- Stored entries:
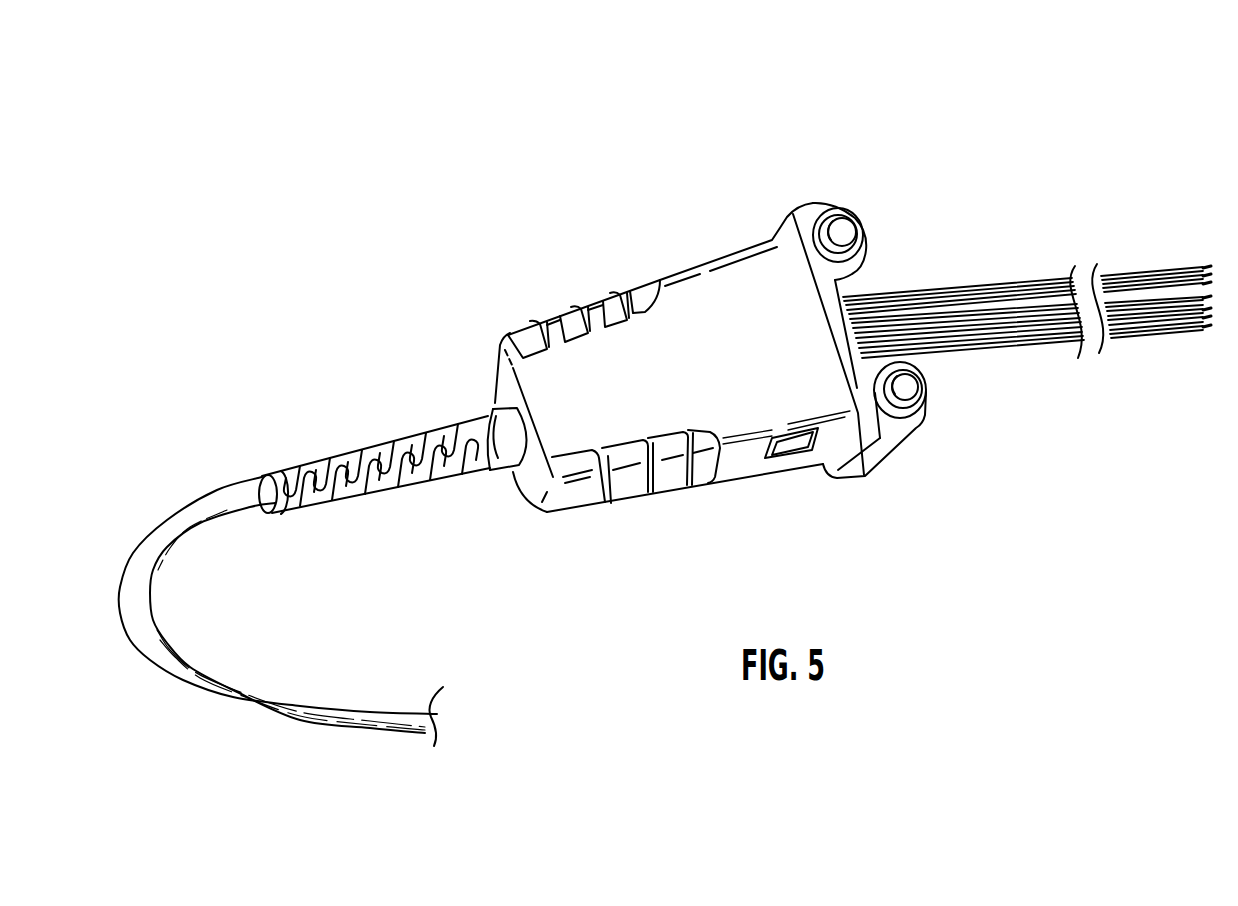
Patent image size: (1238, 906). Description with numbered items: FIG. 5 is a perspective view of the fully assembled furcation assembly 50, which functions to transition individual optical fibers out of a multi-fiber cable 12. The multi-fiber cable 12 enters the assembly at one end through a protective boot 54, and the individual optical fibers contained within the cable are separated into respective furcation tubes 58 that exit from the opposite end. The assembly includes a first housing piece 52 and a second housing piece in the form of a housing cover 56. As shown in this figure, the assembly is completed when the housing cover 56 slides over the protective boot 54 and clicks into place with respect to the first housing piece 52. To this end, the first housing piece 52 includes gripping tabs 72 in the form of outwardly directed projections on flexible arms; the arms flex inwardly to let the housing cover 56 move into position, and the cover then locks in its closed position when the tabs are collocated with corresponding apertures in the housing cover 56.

The furcation assembly 50 is at (405, 123).
The multi-fiber cable 12 is at (297, 702).
The first housing piece 52 is at (806, 213).
The protective boot 54 is at (492, 410).
The housing cover 56 is at (738, 379).
The furcation tubes 58 is at (1040, 280).
The gripping tabs 72 is at (793, 447).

- Work required:
Format the listing as a Markdown table with the columns Index and Text, beginning at the start of the listing and ending with the line that contains "The first housing piece 52 is at (806, 213).", including that line. Skip blank lines and leave out the pictures.

- Finished task:
| Index | Text |
|---|---|
| 1 | Patent image size: (1238, 906). Description with numbered items: FIG. 5 is a perspective view of the fully assembled furcation assembly 50, which functions to transition individual optical fibers out of a multi-fiber cable 12. The multi-fiber cable 12 enters the assembly at one end through a protective boot 54, and the individual optical fibers contained within the cable are separated into respective furcation tubes 58 that exit from the opposite end. The assembly includes a first housing piece 52 and a second housing piece in the form of a housing cover 56. As shown in this figure, the assembly is completed when the housing cover 56 slides over the protective boot 54 and clicks into place with respect to the first housing piece 52. To this end, the first housing piece 52 includes gripping tabs 72 in the form of outwardly directed projections on flexible arms; the arms flex inwardly to let the housing cover 56 move into position, and the cover then locks in its closed position when the tabs are collocated with corresponding apertures in the housing cover 56. |
| 2 | The furcation assembly 50 is at (405, 123). |
| 3 | The multi-fiber cable 12 is at (297, 702). |
| 4 | The first housing piece 52 is at (806, 213). |